Extracted data entries >>
---

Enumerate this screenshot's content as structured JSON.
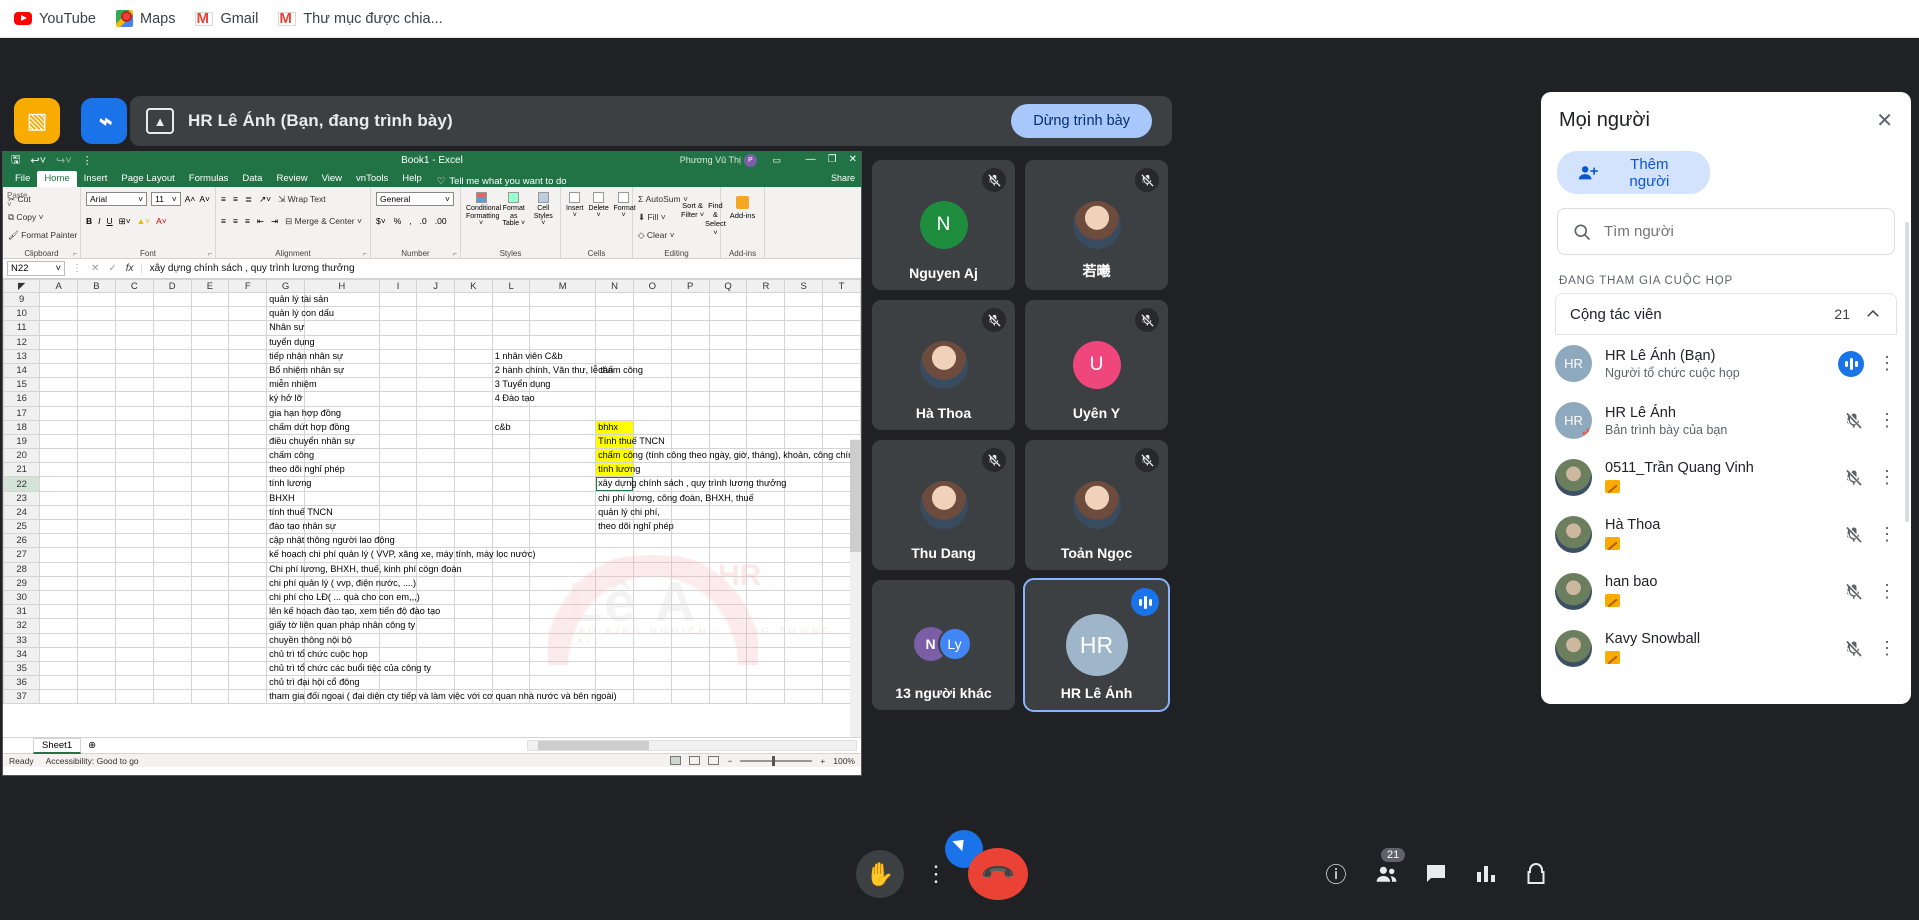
{
  "bookmarks": [
    {
      "label": "YouTube",
      "icon": "youtube-icon"
    },
    {
      "label": "Maps",
      "icon": "maps-icon"
    },
    {
      "label": "Gmail",
      "icon": "gmail-icon"
    },
    {
      "label": "Thư mục được chia...",
      "icon": "gmail-icon"
    }
  ],
  "meet": {
    "presentation_title": "HR Lê Ánh (Bạn, đang trình bày)",
    "stop_present_label": "Dừng trình bày",
    "present_icon": "present-up-icon",
    "app_icons": [
      {
        "name": "sheets-icon",
        "glyph": "▧"
      },
      {
        "name": "jamboard-icon",
        "glyph": "⌁"
      }
    ],
    "tiles": [
      {
        "name": "Nguyen Aj",
        "initial": "N",
        "color": "#1e8e3e",
        "muted": true,
        "photo": false,
        "focused": false
      },
      {
        "name": "若曦",
        "initial": "",
        "color": "#9aa0a6",
        "muted": true,
        "photo": true,
        "focused": false
      },
      {
        "name": "Hà Thoa",
        "initial": "",
        "color": "#9aa0a6",
        "muted": true,
        "photo": true,
        "focused": false
      },
      {
        "name": "Uyên Y",
        "initial": "U",
        "color": "#f0467e",
        "muted": true,
        "photo": false,
        "focused": false
      },
      {
        "name": "Thu Dang",
        "initial": "",
        "color": "#9aa0a6",
        "muted": true,
        "photo": true,
        "focused": false
      },
      {
        "name": "Toản Ngọc",
        "initial": "",
        "color": "#9aa0a6",
        "muted": true,
        "photo": true,
        "focused": false
      },
      {
        "name": "13 người khác",
        "initials": [
          "N",
          "Ly"
        ],
        "dual": true,
        "muted": false,
        "photo": false,
        "focused": false
      },
      {
        "name": "HR Lê Ánh",
        "initial": "HR",
        "color": "#9fb5c9",
        "muted": false,
        "speaking": true,
        "photo": false,
        "focused": true
      }
    ],
    "controls": {
      "hand_icon": "raise-hand-icon",
      "more_icon": "more-options-icon",
      "hangup_icon": "end-call-icon",
      "cursor_icon": "pointer-icon",
      "info_icon": "meeting-details-icon",
      "people_icon": "people-icon",
      "chat_icon": "chat-icon",
      "activities_icon": "activities-icon",
      "host_icon": "host-controls-icon",
      "people_count": "21"
    }
  },
  "panel": {
    "title": "Mọi người",
    "close_icon": "close-icon",
    "add_people_label": "Thêm người",
    "add_people_icon": "add-person-icon",
    "search_placeholder": "Tìm người",
    "search_value": "",
    "search_icon": "search-icon",
    "section_label": "ĐANG THAM GIA CUỘC HỌP",
    "group_label": "Cộng tác viên",
    "group_count": "21",
    "group_collapse_icon": "chevron-up-icon",
    "participants": [
      {
        "name": "HR Lê Ánh (Bạn)",
        "subtitle": "Người tổ chức cuộc họp",
        "avatar_text": "HR",
        "avatar_color": "#8ea9bd",
        "photo": false,
        "status": "speaking",
        "pinned": false
      },
      {
        "name": "HR Lê Ánh",
        "subtitle": "Bản trình bày của bạn",
        "avatar_text": "HR",
        "avatar_color": "#8ea9bd",
        "photo": false,
        "status": "muted",
        "pinned": true
      },
      {
        "name": "0511_Trần Quang Vinh",
        "subtitle": "",
        "avatar_text": "",
        "avatar_color": "#6b7f95",
        "photo": true,
        "status": "muted",
        "share": true
      },
      {
        "name": "Hà Thoa",
        "subtitle": "",
        "avatar_text": "",
        "avatar_color": "#7d8fa3",
        "photo": true,
        "status": "muted",
        "share": true
      },
      {
        "name": "han bao",
        "subtitle": "",
        "avatar_text": "",
        "avatar_color": "#5b7f9e",
        "photo": true,
        "status": "muted",
        "share": true
      },
      {
        "name": "Kavy Snowball",
        "subtitle": "",
        "avatar_text": "",
        "avatar_color": "#8a8a8a",
        "photo": true,
        "status": "muted",
        "share": true
      }
    ]
  },
  "excel": {
    "quick_access": [
      "save-icon",
      "undo-icon",
      "redo-icon",
      "customize-icon"
    ],
    "title": "Book1  -  Excel",
    "user": "Phương Vũ Thị",
    "user_initial": "P",
    "ribbon_display_icon": "ribbon-display-icon",
    "window_controls": [
      "minimize",
      "restore",
      "close"
    ],
    "tabs": [
      "File",
      "Home",
      "Insert",
      "Page Layout",
      "Formulas",
      "Data",
      "Review",
      "View",
      "vnTools",
      "Help"
    ],
    "active_tab": "Home",
    "tell_me": "Tell me what you want to do",
    "share_label": "Share",
    "groups": [
      {
        "name": "Clipboard",
        "items": [
          "Paste",
          "Cut",
          "Copy",
          "Format Painter"
        ]
      },
      {
        "name": "Font",
        "items": [
          "Arial",
          "11",
          "B",
          "I",
          "U",
          "Borders",
          "Fill Color",
          "Font Color"
        ]
      },
      {
        "name": "Alignment",
        "items": [
          "Wrap Text",
          "Merge & Center"
        ]
      },
      {
        "name": "Number",
        "items": [
          "General"
        ]
      },
      {
        "name": "Styles",
        "items": [
          "Conditional Formatting",
          "Format as Table",
          "Cell Styles"
        ]
      },
      {
        "name": "Cells",
        "items": [
          "Insert",
          "Delete",
          "Format"
        ]
      },
      {
        "name": "Editing",
        "items": [
          "AutoSum",
          "Fill",
          "Clear",
          "Sort & Filter",
          "Find & Select"
        ]
      },
      {
        "name": "Add-ins",
        "items": [
          "Add-ins"
        ]
      }
    ],
    "font_name": "Arial",
    "font_size": "11",
    "number_format": "General",
    "name_box": "N22",
    "formula_value": "xây dựng chính sách  , quy trình lương thưởng",
    "columns": [
      "A",
      "B",
      "C",
      "D",
      "E",
      "F",
      "G",
      "H",
      "I",
      "J",
      "K",
      "L",
      "M",
      "N",
      "O",
      "P",
      "Q",
      "R",
      "S",
      "T"
    ],
    "rows": [
      9,
      10,
      11,
      12,
      13,
      14,
      15,
      16,
      17,
      18,
      19,
      20,
      21,
      22,
      23,
      24,
      25,
      26,
      27,
      28,
      29,
      30,
      31,
      32,
      33,
      34,
      35,
      36,
      37
    ],
    "cells": [
      {
        "row": 9,
        "col": "G",
        "text": "quản lý tài sản"
      },
      {
        "row": 10,
        "col": "G",
        "text": "quản lý con dấu"
      },
      {
        "row": 11,
        "col": "G",
        "text": "Nhân sự"
      },
      {
        "row": 12,
        "col": "G",
        "text": "tuyển dụng"
      },
      {
        "row": 13,
        "col": "G",
        "text": "tiếp nhận nhân sự"
      },
      {
        "row": 13,
        "col": "L",
        "text": "1 nhân viên C&b"
      },
      {
        "row": 14,
        "col": "G",
        "text": "Bổ nhiệm nhân sự"
      },
      {
        "row": 14,
        "col": "L",
        "text": "2 hành chính, Văn thư, lễ tân"
      },
      {
        "row": 14,
        "col": "N",
        "text": "chấm công"
      },
      {
        "row": 15,
        "col": "G",
        "text": "miễn nhiệm"
      },
      {
        "row": 15,
        "col": "L",
        "text": "3 Tuyển dụng"
      },
      {
        "row": 16,
        "col": "G",
        "text": "ký hở lỡ"
      },
      {
        "row": 16,
        "col": "L",
        "text": "4 Đào tạo"
      },
      {
        "row": 17,
        "col": "G",
        "text": "gia hạn hợp đồng"
      },
      {
        "row": 18,
        "col": "G",
        "text": "chấm dứt hợp đồng"
      },
      {
        "row": 18,
        "col": "L",
        "text": "c&b"
      },
      {
        "row": 18,
        "col": "N",
        "text": "bhhx",
        "highlight": true
      },
      {
        "row": 19,
        "col": "G",
        "text": "điều chuyển nhân sự"
      },
      {
        "row": 19,
        "col": "N",
        "text": "Tính thuế TNCN",
        "highlight": true
      },
      {
        "row": 20,
        "col": "G",
        "text": "chấm công"
      },
      {
        "row": 20,
        "col": "N",
        "text": "chấm công (tính công theo ngày, giờ, tháng), khoản, công chính thức, v",
        "highlight": true
      },
      {
        "row": 21,
        "col": "G",
        "text": "theo dõi nghỉ phép"
      },
      {
        "row": 21,
        "col": "N",
        "text": "tính lương",
        "highlight": true
      },
      {
        "row": 22,
        "col": "G",
        "text": "tính lương"
      },
      {
        "row": 22,
        "col": "N",
        "text": "xây dựng chính sách  , quy trình lương thưởng",
        "selected": true
      },
      {
        "row": 23,
        "col": "G",
        "text": "BHXH"
      },
      {
        "row": 23,
        "col": "N",
        "text": "chi phí lương, công đoàn, BHXH, thuế"
      },
      {
        "row": 24,
        "col": "G",
        "text": "tính thuế TNCN"
      },
      {
        "row": 24,
        "col": "N",
        "text": "quản lý chi phí,"
      },
      {
        "row": 25,
        "col": "G",
        "text": "đào tạo nhân sự"
      },
      {
        "row": 25,
        "col": "N",
        "text": "theo dõi nghỉ phép"
      },
      {
        "row": 26,
        "col": "G",
        "text": "cập nhật thông người lao động"
      },
      {
        "row": 27,
        "col": "G",
        "text": "kế hoạch chi phí quản lý  ( VVP, xăng xe, máy tính, máy lọc nước)"
      },
      {
        "row": 28,
        "col": "G",
        "text": "Chi phí lương, BHXH, thuế, kinh phí cögn đoàn"
      },
      {
        "row": 29,
        "col": "G",
        "text": "chi phí quản lý ( vvp, điện nước, ....)"
      },
      {
        "row": 30,
        "col": "G",
        "text": "chi phí cho LĐ( ... quà cho con em,,,)"
      },
      {
        "row": 31,
        "col": "G",
        "text": "lên kế hoạch đào tạo, xem tiến độ đào tạo"
      },
      {
        "row": 32,
        "col": "G",
        "text": "giấy tờ liên quan pháp nhân công ty"
      },
      {
        "row": 33,
        "col": "G",
        "text": "chuyền thông nội bộ"
      },
      {
        "row": 34,
        "col": "G",
        "text": "chủ trì tổ chức cuộc họp"
      },
      {
        "row": 35,
        "col": "G",
        "text": "chủ trì tổ chức các buổi tiệc của  công ty"
      },
      {
        "row": 36,
        "col": "G",
        "text": "chủ trì đại hội cổ đông"
      },
      {
        "row": 37,
        "col": "G",
        "text": "tham gia đối ngoại ( đại diện cty tiếp và làm việc với cơ quan nhà nước và bên ngoài)"
      }
    ],
    "watermark": {
      "main": "Lê Á",
      "badge": "HR",
      "sub": "ĐÀO KINH NGHIỆM - CÙNG TƯƠNG LAI"
    },
    "sheet_tab": "Sheet1",
    "add_sheet_icon": "add-sheet-icon",
    "status_left": "Ready",
    "status_accessibility": "Accessibility: Good to go",
    "zoom_level": "100%"
  }
}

---

PROBLEM DESCRIPTION >> Gather up the lines containing the word "công" from these records and copy them.

RESULT OF THIS EXERCISE >>
        "text": "chấm công"
        "text": "chấm công"
        "text": "chấm công (tính công theo ngày, giờ, tháng), khoản, công chính thức, v",
        "text": "chi phí lương, công đoàn, BHXH, thuế"
        "text": "giấy tờ liên quan pháp nhân công ty"
        "text": "chủ trì tổ chức các buổi tiệc của  công ty"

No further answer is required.